= EXERCISE PROMPT =
Output the lines of the entries below beginning at the one with "Extract all readable text from this page." and ending with the last, exactly as written and without pictures.

= INPUT =
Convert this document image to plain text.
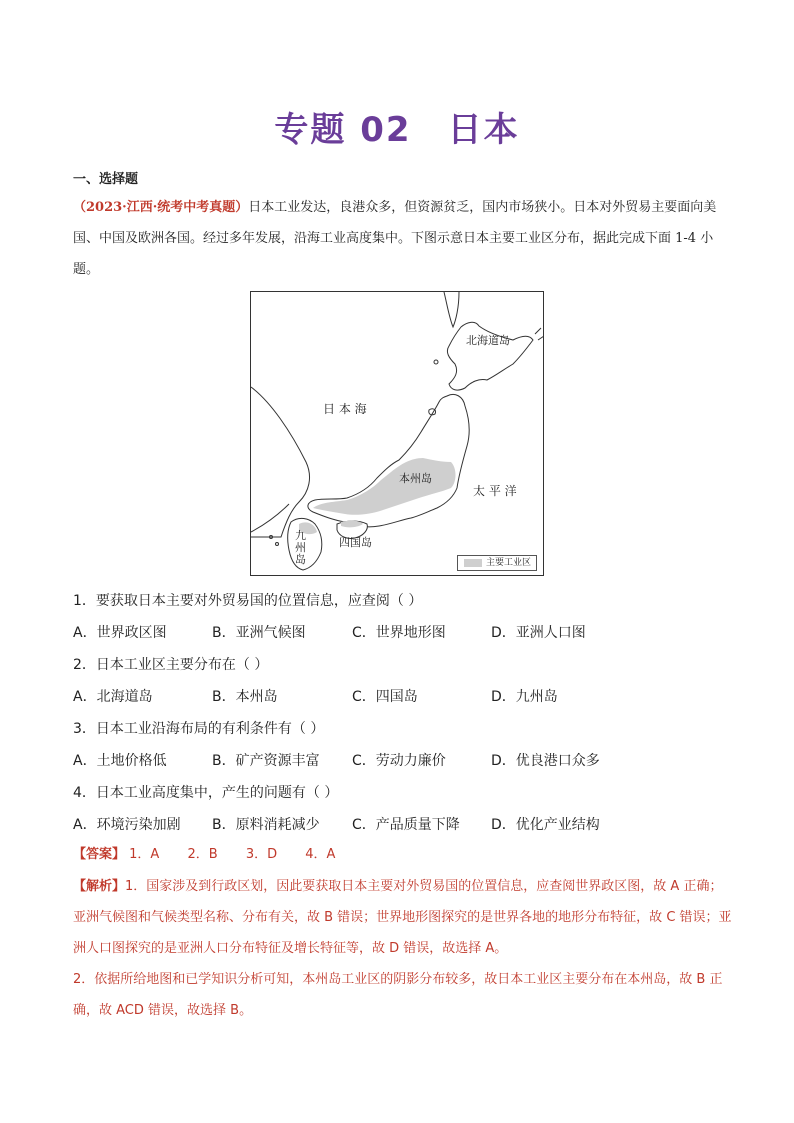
专题 02 日本
一、选择题
（2023·江西·统考中考真题）日本工业发达，良港众多，但资源贫乏，国内市场狭小。日本对外贸易主要面向美国、中国及欧洲各国。经过多年发展，沿海工业高度集中。下图示意日本主要工业区分布，据此完成下面 1-4 小题。
北海道岛
日 本 海
本州岛
太 平 洋
九
州
岛
四国岛
主要工业区
1．要获取日本主要对外贸易国的位置信息，应查阅（ ）
A．世界政区图	B．亚洲气候图	C．世界地形图	D．亚洲人口图
2．日本工业区主要分布在（ ）
A．北海道岛	B．本州岛	C．四国岛	D．九州岛
3．日本工业沿海布局的有利条件有（ ）
A．土地价格低	B．矿产资源丰富 C．劳动力廉价	D．优良港口众多
4．日本工业高度集中，产生的问题有（ ）
A．环境污染加剧 B．原料消耗减少 C．产品质量下降 D．优化产业结构
【答案】 1．A 2．B 3．D 4．A

【解析】1．国家涉及到行政区划，因此要获取日本主要对外贸易国的位置信息，应查阅世界政区图，故 A 正确；亚洲气候图和气候类型名称、分布有关，故 B 错误；世界地形图探究的是世界各地的地形分布特征，故 C 错误；亚洲人口图探究的是亚洲人口分布特征及增长特征等，故 D 错误，故选择 A。

2．依据所给地图和已学知识分析可知，本州岛工业区的阴影分布较多，故日本工业区主要分布在本州岛，故 B 正确，故 ACD 错误，故选择 B。
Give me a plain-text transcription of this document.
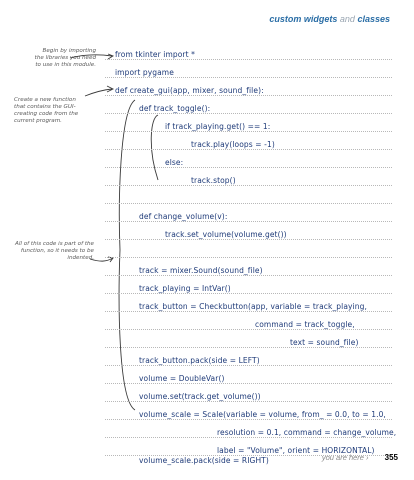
custom widgets and classes
Begin by importing the libraries you need to use in this module.
Create a new function that contains the GUI-creating code from the current program.
All of this code is part of the function, so it needs to be indented.
from tkinter import *
import pygame
def create_gui(app, mixer, sound_file):
def track_toggle():
if track_playing.get() == 1:
track.play(loops = -1)
else:
track.stop()
def change_volume(v):
track.set_volume(volume.get())
track = mixer.Sound(sound_file)
track_playing = IntVar()
track_button = Checkbutton(app, variable = track_playing,
command = track_toggle,
text = sound_file)
track_button.pack(side = LEFT)
volume = DoubleVar()
volume.set(track.get_volume())
volume_scale = Scale(variable = volume, from_ = 0.0, to = 1.0,
resolution = 0.1, command = change_volume,
label = "Volume", orient = HORIZONTAL)
volume_scale.pack(side = RIGHT)	you are here › 355
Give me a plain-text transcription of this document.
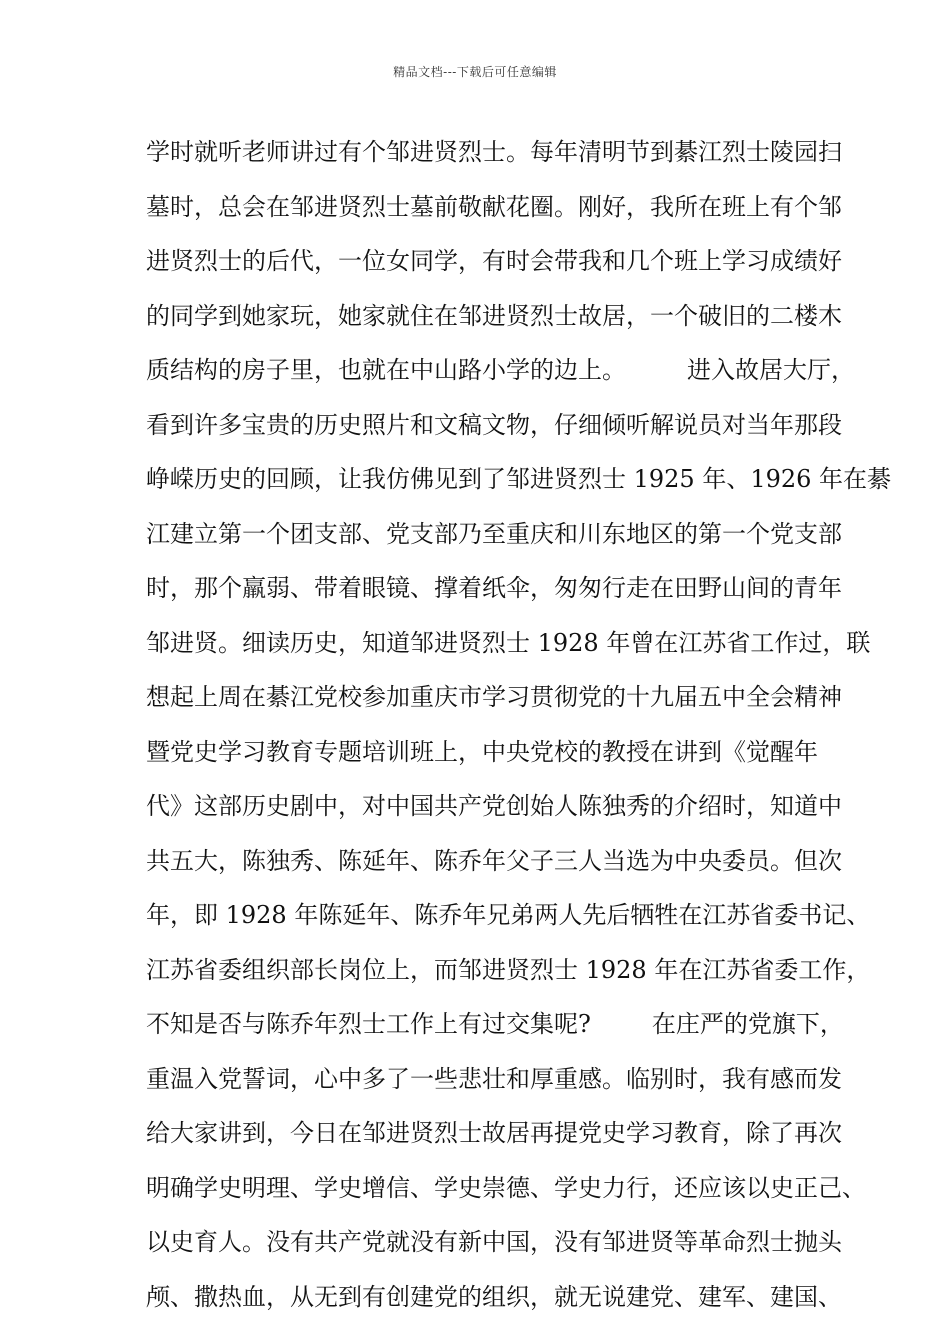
精品文档---下载后可任意编辑
学时就听老师讲过有个邹进贤烈士。每年清明节到綦江烈士陵园扫
墓时，总会在邹进贤烈士墓前敬献花圈。刚好，我所在班上有个邹
进贤烈士的后代，一位女同学，有时会带我和几个班上学习成绩好
的同学到她家玩，她家就住在邹进贤烈士故居，一个破旧的二楼木
质结构的房子里，也就在中山路小学的边上。        进入故居大厅，
看到许多宝贵的历史照片和文稿文物，仔细倾听解说员对当年那段
峥嵘历史的回顾，让我仿佛见到了邹进贤烈士 1925 年、1926 年在綦
江建立第一个团支部、党支部乃至重庆和川东地区的第一个党支部
时，那个羸弱、带着眼镜、撑着纸伞，匆匆行走在田野山间的青年
邹进贤。细读历史，知道邹进贤烈士 1928 年曾在江苏省工作过，联
想起上周在綦江党校参加重庆市学习贯彻党的十九届五中全会精神
暨党史学习教育专题培训班上，中央党校的教授在讲到《觉醒年
代》这部历史剧中，对中国共产党创始人陈独秀的介绍时，知道中
共五大，陈独秀、陈延年、陈乔年父子三人当选为中央委员。但次
年，即 1928 年陈延年、陈乔年兄弟两人先后牺牲在江苏省委书记、
江苏省委组织部长岗位上，而邹进贤烈士 1928 年在江苏省委工作，
不知是否与陈乔年烈士工作上有过交集呢?        在庄严的党旗下，
重温入党誓词，心中多了一些悲壮和厚重感。临别时，我有感而发
给大家讲到，今日在邹进贤烈士故居再提党史学习教育，除了再次
明确学史明理、学史增信、学史崇德、学史力行，还应该以史正己、
以史育人。没有共产党就没有新中国，没有邹进贤等革命烈士抛头
颅、撒热血，从无到有创建党的组织，就无说建党、建军、建国、
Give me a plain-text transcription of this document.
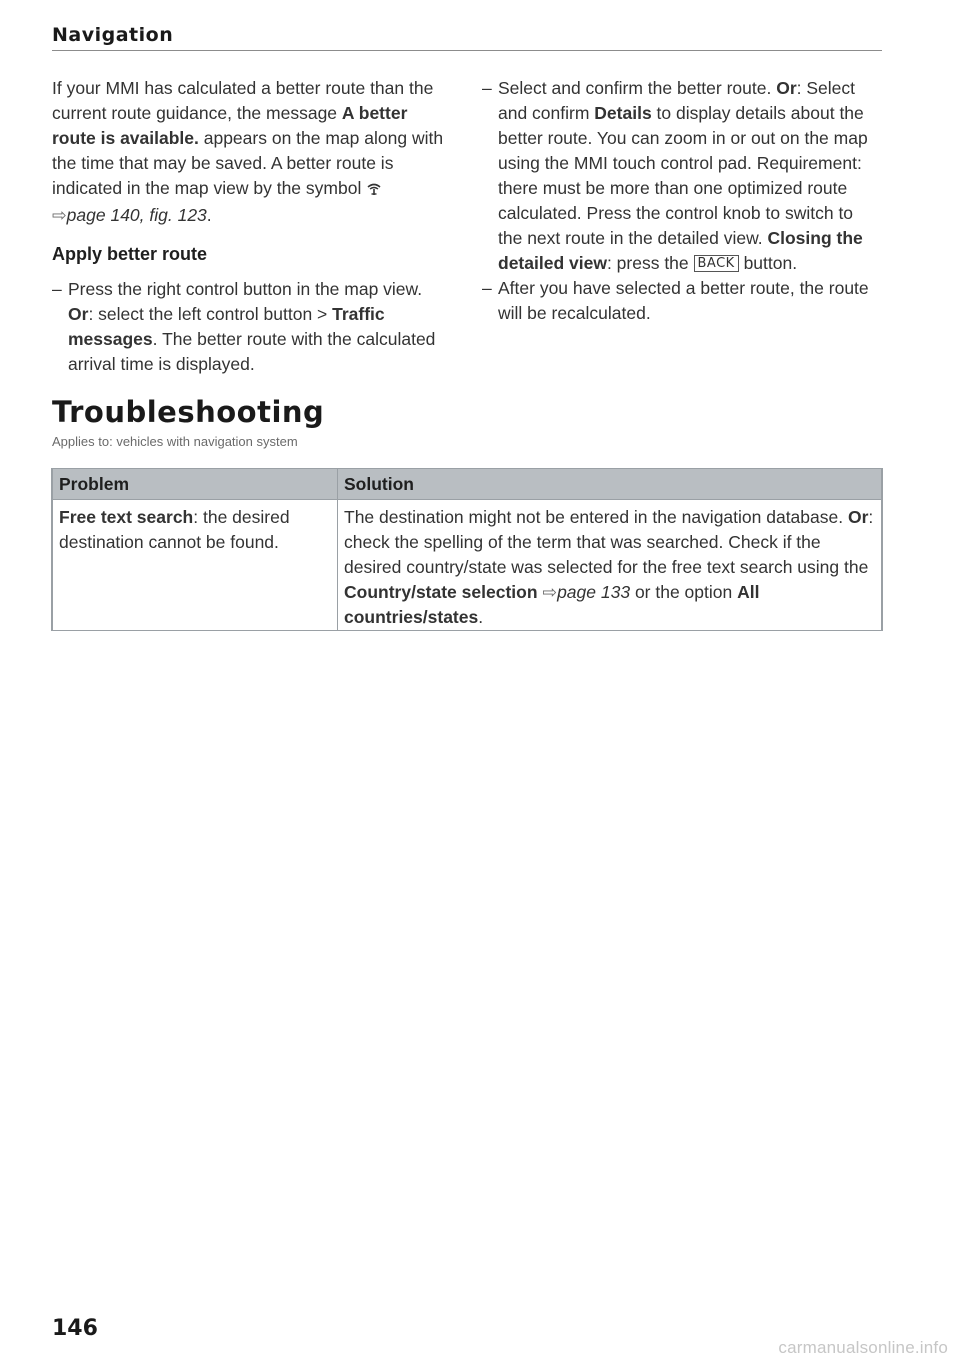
Navigation

If your MMI has calculated a better route than the current route guidance, the message A better route is available. appears on the map along with the time that may be saved. A better route is indicated in the map view by the symbol
⇨page 140, fig. 123.

Apply better route
– Press the right control button in the map view. Or: select the left control button > Traffic messages. The better route with the calculated arrival time is displayed.
– Select and confirm the better route. Or: Select and confirm Details to display details about the better route. You can zoom in or out on the map using the MMI touch control pad. Requirement: there must be more than one optimized route calculated. Press the control knob to switch to the next route in the detailed view. Closing the detailed view: press the BACK button.
– After you have selected a better route, the route will be recalculated.
Troubleshooting
Applies to: vehicles with navigation system
Problem	Solution
Free text search: the desired destination cannot be found.	The destination might not be entered in the navigation database. Or: check the spelling of the term that was searched. Check if the desired country/state was selected for the free text search using the Country/state selection ⇨page 133 or the option All countries/states.
146
carmanualsonline.info
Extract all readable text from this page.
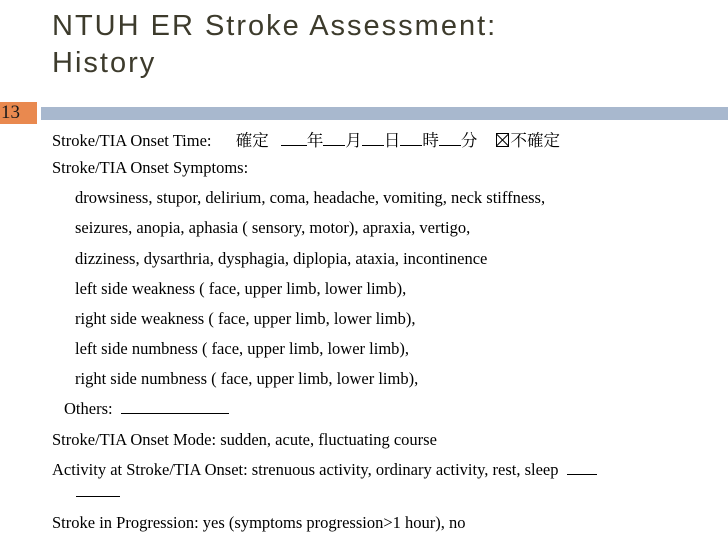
NTUH ER Stroke Assessment:
History
13
Stroke/TIA Onset Time: 確定 年 月 日 時 分 不確定
Stroke/TIA Onset Symptoms:
drowsiness, stupor, delirium, coma, headache, vomiting, neck stiffness,
seizures, anopia, aphasia ( sensory, motor), apraxia, vertigo,
dizziness, dysarthria, dysphagia, diplopia, ataxia, incontinence
left side weakness ( face, upper limb, lower limb),
right side weakness ( face, upper limb, lower limb),
left side numbness ( face, upper limb, lower limb),
right side numbness ( face, upper limb, lower limb),
Others:
Stroke/TIA Onset Mode: sudden, acute, fluctuating course
Activity at Stroke/TIA Onset: strenuous activity, ordinary activity, rest, sleep
Stroke in Progression: yes (symptoms progression>1 hour), no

= ANSWER IN FULL =
Extract all readable text from this page.
NTUH ER Stroke Assessment:
History
13
Stroke/TIA Onset Time: 確定 年 月 日 時 分 不確定
Stroke/TIA Onset Symptoms:
drowsiness, stupor, delirium, coma, headache, vomiting, neck stiffness,
seizures, anopia, aphasia ( sensory, motor), apraxia, vertigo,
dizziness, dysarthria, dysphagia, diplopia, ataxia, incontinence
left side weakness ( face, upper limb, lower limb),
right side weakness ( face, upper limb, lower limb),
left side numbness ( face, upper limb, lower limb),
right side numbness ( face, upper limb, lower limb),
Others:
Stroke/TIA Onset Mode: sudden, acute, fluctuating course
Activity at Stroke/TIA Onset: strenuous activity, ordinary activity, rest, sleep
Stroke in Progression: yes (symptoms progression>1 hour), no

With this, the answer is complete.